DATA TO USE:

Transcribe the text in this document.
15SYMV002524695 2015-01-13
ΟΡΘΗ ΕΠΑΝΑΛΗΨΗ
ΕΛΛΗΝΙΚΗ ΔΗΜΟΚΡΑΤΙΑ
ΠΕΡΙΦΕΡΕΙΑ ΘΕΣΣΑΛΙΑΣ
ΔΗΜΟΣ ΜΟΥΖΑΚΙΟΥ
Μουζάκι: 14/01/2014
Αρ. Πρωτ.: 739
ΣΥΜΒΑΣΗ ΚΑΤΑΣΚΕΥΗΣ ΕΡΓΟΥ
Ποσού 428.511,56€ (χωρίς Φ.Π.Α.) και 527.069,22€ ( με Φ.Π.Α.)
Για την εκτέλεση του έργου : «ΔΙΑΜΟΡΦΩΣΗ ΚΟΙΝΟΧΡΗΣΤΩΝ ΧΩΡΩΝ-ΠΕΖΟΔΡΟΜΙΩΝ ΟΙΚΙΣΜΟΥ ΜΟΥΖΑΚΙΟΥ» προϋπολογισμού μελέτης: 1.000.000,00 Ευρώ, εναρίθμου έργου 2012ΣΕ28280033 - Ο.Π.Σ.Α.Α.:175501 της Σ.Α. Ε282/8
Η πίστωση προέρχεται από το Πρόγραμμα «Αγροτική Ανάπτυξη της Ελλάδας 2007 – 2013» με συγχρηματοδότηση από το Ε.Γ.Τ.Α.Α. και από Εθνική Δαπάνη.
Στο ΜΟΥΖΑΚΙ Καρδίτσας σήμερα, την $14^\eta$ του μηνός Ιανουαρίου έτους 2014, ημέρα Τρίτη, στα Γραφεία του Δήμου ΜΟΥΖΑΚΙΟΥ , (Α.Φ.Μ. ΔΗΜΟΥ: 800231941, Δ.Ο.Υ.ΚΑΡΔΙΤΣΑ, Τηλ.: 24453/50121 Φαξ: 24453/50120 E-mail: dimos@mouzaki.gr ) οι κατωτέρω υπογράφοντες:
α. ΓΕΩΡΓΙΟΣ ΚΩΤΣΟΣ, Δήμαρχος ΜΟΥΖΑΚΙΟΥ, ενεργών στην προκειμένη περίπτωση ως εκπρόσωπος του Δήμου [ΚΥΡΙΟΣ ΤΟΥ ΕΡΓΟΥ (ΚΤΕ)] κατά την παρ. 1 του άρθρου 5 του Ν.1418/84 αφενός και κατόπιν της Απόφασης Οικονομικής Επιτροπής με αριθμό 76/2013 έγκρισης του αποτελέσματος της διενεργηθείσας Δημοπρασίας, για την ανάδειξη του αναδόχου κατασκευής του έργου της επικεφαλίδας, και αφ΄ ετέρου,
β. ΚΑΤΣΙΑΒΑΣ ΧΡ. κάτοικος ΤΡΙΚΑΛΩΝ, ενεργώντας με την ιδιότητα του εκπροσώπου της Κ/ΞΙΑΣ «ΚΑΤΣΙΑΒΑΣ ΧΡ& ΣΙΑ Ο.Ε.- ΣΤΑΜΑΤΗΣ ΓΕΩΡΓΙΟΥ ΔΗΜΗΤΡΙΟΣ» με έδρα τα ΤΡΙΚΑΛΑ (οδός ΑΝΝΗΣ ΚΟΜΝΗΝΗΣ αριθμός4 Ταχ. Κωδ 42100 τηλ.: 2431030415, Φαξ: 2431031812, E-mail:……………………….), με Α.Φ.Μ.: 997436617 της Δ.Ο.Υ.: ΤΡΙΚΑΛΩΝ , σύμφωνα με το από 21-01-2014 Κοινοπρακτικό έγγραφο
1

AIM OF THE TASK:
Give every line of the material again, exactly as it reads.

WRITTEN ANSWER:
Transcribe the text in this document.
15SYMV002524695 2015-01-13
ΟΡΘΗ ΕΠΑΝΑΛΗΨΗ
ΕΛΛΗΝΙΚΗ ΔΗΜΟΚΡΑΤΙΑ
ΠΕΡΙΦΕΡΕΙΑ ΘΕΣΣΑΛΙΑΣ
ΔΗΜΟΣ ΜΟΥΖΑΚΙΟΥ
Μουζάκι: 14/01/2014
Αρ. Πρωτ.: 739
ΣΥΜΒΑΣΗ ΚΑΤΑΣΚΕΥΗΣ ΕΡΓΟΥ
Ποσού 428.511,56€ (χωρίς Φ.Π.Α.) και 527.069,22€ ( με Φ.Π.Α.)
Για την εκτέλεση του έργου : «ΔΙΑΜΟΡΦΩΣΗ ΚΟΙΝΟΧΡΗΣΤΩΝ ΧΩΡΩΝ-ΠΕΖΟΔΡΟΜΙΩΝ ΟΙΚΙΣΜΟΥ ΜΟΥΖΑΚΙΟΥ» προϋπολογισμού μελέτης: 1.000.000,00 Ευρώ, εναρίθμου έργου 2012ΣΕ28280033 - Ο.Π.Σ.Α.Α.:175501 της Σ.Α. Ε282/8
Η πίστωση προέρχεται από το Πρόγραμμα «Αγροτική Ανάπτυξη της Ελλάδας 2007 – 2013» με συγχρηματοδότηση από το Ε.Γ.Τ.Α.Α. και από Εθνική Δαπάνη.
Στο ΜΟΥΖΑΚΙ Καρδίτσας σήμερα, την $14^\eta$ του μηνός Ιανουαρίου έτους 2014, ημέρα Τρίτη, στα Γραφεία του Δήμου ΜΟΥΖΑΚΙΟΥ , (Α.Φ.Μ. ΔΗΜΟΥ: 800231941, Δ.Ο.Υ.ΚΑΡΔΙΤΣΑ, Τηλ.: 24453/50121 Φαξ: 24453/50120 E-mail: dimos@mouzaki.gr ) οι κατωτέρω υπογράφοντες:
α. ΓΕΩΡΓΙΟΣ ΚΩΤΣΟΣ, Δήμαρχος ΜΟΥΖΑΚΙΟΥ, ενεργών στην προκειμένη περίπτωση ως εκπρόσωπος του Δήμου [ΚΥΡΙΟΣ ΤΟΥ ΕΡΓΟΥ (ΚΤΕ)] κατά την παρ. 1 του άρθρου 5 του Ν.1418/84 αφενός και κατόπιν της Απόφασης Οικονομικής Επιτροπής με αριθμό 76/2013 έγκρισης του αποτελέσματος της διενεργηθείσας Δημοπρασίας, για την ανάδειξη του αναδόχου κατασκευής του έργου της επικεφαλίδας, και αφ΄ ετέρου,
β. ΚΑΤΣΙΑΒΑΣ ΧΡ. κάτοικος ΤΡΙΚΑΛΩΝ, ενεργώντας με την ιδιότητα του εκπροσώπου της Κ/ΞΙΑΣ «ΚΑΤΣΙΑΒΑΣ ΧΡ& ΣΙΑ Ο.Ε.- ΣΤΑΜΑΤΗΣ ΓΕΩΡΓΙΟΥ ΔΗΜΗΤΡΙΟΣ» με έδρα τα ΤΡΙΚΑΛΑ (οδός ΑΝΝΗΣ ΚΟΜΝΗΝΗΣ αριθμός4 Ταχ. Κωδ 42100 τηλ.: 2431030415, Φαξ: 2431031812, E-mail:……………………….), με Α.Φ.Μ.: 997436617 της Δ.Ο.Υ.: ΤΡΙΚΑΛΩΝ , σύμφωνα με το από 21-01-2014 Κοινοπρακτικό έγγραφο
1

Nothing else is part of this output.